** Do this **
Search the material for the string "manure", then report how many lines hold it, with no other text.

** Data for this exercise **
## Start
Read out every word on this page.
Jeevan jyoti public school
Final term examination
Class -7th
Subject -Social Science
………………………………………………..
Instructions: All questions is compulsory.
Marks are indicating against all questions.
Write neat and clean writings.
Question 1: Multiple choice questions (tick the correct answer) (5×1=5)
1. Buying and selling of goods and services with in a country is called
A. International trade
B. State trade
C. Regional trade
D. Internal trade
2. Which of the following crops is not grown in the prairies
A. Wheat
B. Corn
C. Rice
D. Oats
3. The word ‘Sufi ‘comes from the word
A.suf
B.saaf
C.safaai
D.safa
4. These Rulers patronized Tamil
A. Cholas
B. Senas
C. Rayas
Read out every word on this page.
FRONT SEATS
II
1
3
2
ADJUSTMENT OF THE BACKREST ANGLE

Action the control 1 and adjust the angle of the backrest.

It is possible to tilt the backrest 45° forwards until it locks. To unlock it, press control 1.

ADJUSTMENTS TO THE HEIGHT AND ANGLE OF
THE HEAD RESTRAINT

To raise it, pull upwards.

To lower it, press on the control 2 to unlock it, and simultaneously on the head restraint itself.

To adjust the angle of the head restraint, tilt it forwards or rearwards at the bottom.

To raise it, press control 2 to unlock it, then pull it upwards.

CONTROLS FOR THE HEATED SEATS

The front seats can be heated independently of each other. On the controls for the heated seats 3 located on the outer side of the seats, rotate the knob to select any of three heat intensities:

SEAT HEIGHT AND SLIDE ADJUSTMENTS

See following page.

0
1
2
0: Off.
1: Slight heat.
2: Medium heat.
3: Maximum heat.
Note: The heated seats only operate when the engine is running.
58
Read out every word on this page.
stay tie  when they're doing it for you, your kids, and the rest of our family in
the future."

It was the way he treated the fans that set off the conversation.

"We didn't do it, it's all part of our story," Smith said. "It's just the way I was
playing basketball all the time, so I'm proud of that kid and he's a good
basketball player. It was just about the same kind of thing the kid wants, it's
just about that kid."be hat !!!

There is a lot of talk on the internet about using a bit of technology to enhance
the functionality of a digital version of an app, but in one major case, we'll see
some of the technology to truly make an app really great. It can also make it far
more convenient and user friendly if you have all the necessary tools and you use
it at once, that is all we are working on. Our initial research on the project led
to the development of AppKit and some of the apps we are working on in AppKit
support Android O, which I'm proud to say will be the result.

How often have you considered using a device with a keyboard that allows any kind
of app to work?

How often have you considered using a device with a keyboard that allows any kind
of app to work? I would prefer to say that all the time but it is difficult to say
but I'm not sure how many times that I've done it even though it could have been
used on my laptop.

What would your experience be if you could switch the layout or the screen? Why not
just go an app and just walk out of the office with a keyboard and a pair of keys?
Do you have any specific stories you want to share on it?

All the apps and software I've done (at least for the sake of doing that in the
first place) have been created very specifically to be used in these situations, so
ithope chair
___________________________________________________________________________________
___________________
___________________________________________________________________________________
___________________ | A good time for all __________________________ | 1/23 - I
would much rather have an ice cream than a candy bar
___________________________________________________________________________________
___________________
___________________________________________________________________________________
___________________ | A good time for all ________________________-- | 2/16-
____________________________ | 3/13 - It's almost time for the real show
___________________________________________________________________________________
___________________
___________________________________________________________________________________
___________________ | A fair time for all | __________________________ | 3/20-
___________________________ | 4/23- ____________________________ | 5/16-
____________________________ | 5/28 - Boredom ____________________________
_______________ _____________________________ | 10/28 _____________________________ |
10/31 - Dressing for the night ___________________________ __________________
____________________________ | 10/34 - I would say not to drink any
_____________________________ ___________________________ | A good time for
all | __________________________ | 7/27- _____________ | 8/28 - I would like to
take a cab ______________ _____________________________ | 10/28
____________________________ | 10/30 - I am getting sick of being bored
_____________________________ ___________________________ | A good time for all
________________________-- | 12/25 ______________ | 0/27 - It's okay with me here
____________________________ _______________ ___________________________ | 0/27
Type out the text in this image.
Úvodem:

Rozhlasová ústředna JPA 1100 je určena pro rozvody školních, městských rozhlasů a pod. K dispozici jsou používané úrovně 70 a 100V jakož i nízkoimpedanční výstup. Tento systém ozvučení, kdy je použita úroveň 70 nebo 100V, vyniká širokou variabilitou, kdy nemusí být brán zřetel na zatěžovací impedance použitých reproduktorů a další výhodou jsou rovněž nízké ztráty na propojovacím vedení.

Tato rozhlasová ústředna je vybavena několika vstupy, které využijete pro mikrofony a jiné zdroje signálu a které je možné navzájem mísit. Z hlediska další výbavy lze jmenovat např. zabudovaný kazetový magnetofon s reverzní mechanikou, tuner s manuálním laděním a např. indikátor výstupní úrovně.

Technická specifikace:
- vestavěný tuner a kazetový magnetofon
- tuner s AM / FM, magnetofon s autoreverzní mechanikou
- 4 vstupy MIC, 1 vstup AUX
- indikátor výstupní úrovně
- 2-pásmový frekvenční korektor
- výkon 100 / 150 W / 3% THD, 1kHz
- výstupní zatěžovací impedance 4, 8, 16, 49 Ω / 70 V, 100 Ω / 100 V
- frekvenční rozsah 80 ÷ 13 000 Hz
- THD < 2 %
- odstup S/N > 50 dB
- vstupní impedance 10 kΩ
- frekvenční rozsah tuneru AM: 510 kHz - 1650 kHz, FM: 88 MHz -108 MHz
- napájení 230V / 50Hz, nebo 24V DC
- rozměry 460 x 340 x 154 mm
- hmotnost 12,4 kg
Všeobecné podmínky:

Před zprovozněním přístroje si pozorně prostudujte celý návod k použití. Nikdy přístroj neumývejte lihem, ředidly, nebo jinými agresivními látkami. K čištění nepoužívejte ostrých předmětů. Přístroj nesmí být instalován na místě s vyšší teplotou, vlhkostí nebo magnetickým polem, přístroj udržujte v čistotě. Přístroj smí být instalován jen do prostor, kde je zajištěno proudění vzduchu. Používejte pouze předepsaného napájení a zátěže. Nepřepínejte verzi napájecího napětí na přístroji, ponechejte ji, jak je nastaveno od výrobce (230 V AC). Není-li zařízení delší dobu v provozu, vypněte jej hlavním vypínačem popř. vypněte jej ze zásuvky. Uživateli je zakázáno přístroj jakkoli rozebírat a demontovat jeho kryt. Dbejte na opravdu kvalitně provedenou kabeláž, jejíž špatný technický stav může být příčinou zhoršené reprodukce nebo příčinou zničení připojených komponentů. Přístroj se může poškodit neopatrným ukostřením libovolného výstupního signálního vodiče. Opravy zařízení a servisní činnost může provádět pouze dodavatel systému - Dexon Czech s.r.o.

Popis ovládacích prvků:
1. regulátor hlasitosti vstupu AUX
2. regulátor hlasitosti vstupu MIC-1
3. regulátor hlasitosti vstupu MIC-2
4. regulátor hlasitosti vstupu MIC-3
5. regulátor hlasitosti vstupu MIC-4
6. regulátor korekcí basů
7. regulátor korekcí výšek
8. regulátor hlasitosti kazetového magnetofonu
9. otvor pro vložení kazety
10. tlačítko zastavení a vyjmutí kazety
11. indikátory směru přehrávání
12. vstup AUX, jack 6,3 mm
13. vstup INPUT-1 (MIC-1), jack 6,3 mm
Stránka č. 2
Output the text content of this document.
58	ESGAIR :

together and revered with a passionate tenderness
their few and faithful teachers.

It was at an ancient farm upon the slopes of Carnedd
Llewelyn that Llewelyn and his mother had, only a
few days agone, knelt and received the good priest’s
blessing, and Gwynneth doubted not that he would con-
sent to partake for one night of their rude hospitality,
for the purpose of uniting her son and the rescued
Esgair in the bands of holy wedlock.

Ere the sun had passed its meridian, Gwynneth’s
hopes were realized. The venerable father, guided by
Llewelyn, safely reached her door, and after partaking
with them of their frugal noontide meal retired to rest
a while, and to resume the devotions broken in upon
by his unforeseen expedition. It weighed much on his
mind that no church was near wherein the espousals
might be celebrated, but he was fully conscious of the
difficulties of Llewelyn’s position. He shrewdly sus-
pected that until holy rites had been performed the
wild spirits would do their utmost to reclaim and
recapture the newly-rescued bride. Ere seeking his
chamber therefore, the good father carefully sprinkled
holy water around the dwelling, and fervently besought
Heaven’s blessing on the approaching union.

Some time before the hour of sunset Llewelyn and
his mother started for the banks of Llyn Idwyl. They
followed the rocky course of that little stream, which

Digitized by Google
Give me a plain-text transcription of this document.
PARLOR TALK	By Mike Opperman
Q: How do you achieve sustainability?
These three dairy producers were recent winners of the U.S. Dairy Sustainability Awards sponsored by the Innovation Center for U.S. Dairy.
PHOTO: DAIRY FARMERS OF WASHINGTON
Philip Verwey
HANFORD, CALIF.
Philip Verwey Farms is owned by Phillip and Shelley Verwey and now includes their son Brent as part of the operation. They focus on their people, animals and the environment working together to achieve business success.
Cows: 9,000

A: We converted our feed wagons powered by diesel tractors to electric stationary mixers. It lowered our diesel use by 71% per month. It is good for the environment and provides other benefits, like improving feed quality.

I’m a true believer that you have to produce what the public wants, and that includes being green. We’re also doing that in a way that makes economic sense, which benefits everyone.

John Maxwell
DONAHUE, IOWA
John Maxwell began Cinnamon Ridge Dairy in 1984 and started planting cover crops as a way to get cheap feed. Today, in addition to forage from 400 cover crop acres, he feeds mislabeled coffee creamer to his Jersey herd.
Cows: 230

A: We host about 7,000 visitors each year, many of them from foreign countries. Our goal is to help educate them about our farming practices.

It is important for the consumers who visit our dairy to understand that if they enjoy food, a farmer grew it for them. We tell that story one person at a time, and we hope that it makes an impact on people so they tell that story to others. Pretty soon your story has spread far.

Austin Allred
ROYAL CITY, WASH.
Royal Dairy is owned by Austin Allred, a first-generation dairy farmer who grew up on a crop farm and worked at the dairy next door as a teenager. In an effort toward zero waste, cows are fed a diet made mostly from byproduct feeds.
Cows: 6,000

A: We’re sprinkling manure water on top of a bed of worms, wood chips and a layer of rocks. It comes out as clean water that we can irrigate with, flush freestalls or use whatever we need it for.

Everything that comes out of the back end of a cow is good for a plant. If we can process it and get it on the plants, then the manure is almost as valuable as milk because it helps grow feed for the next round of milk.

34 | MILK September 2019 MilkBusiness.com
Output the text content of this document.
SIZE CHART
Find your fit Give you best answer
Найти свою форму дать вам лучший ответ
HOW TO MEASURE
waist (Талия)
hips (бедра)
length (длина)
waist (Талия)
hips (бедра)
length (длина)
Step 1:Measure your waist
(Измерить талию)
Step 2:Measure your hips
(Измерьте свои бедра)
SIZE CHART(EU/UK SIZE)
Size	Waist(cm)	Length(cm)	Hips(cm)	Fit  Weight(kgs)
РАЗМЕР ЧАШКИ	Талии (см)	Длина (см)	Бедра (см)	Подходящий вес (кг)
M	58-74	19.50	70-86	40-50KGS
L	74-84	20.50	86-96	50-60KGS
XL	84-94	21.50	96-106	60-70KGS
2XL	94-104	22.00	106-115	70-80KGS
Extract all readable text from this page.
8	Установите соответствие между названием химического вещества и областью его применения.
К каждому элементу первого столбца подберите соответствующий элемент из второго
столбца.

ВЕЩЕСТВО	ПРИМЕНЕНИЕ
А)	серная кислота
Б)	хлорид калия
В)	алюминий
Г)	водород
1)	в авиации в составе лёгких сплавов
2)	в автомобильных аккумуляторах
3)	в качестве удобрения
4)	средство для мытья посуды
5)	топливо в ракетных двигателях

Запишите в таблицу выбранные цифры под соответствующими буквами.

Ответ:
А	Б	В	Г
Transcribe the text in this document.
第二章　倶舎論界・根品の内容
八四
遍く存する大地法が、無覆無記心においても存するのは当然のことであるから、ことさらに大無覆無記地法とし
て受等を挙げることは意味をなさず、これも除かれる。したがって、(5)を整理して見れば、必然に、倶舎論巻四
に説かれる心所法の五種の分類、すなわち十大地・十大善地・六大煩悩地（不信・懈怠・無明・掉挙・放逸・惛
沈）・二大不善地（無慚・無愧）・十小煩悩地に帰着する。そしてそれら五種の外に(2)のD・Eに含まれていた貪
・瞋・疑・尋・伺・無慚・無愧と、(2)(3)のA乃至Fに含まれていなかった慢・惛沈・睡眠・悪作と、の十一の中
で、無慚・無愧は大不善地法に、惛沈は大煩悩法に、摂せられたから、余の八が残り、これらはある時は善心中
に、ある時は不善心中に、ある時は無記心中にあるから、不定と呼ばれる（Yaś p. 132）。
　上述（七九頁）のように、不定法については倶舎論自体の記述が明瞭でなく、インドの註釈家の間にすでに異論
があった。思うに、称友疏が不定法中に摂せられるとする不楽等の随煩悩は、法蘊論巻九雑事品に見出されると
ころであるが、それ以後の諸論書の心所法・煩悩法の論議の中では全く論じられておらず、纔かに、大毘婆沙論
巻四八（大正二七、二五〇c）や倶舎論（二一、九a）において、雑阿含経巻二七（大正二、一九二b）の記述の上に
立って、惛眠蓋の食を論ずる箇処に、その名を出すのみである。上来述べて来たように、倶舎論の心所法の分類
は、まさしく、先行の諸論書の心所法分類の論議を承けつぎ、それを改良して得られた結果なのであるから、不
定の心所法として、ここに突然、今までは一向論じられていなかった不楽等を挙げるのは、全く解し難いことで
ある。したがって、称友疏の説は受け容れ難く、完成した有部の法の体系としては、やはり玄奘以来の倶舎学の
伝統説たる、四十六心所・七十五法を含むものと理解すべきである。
## End
** Result of this exercise **
2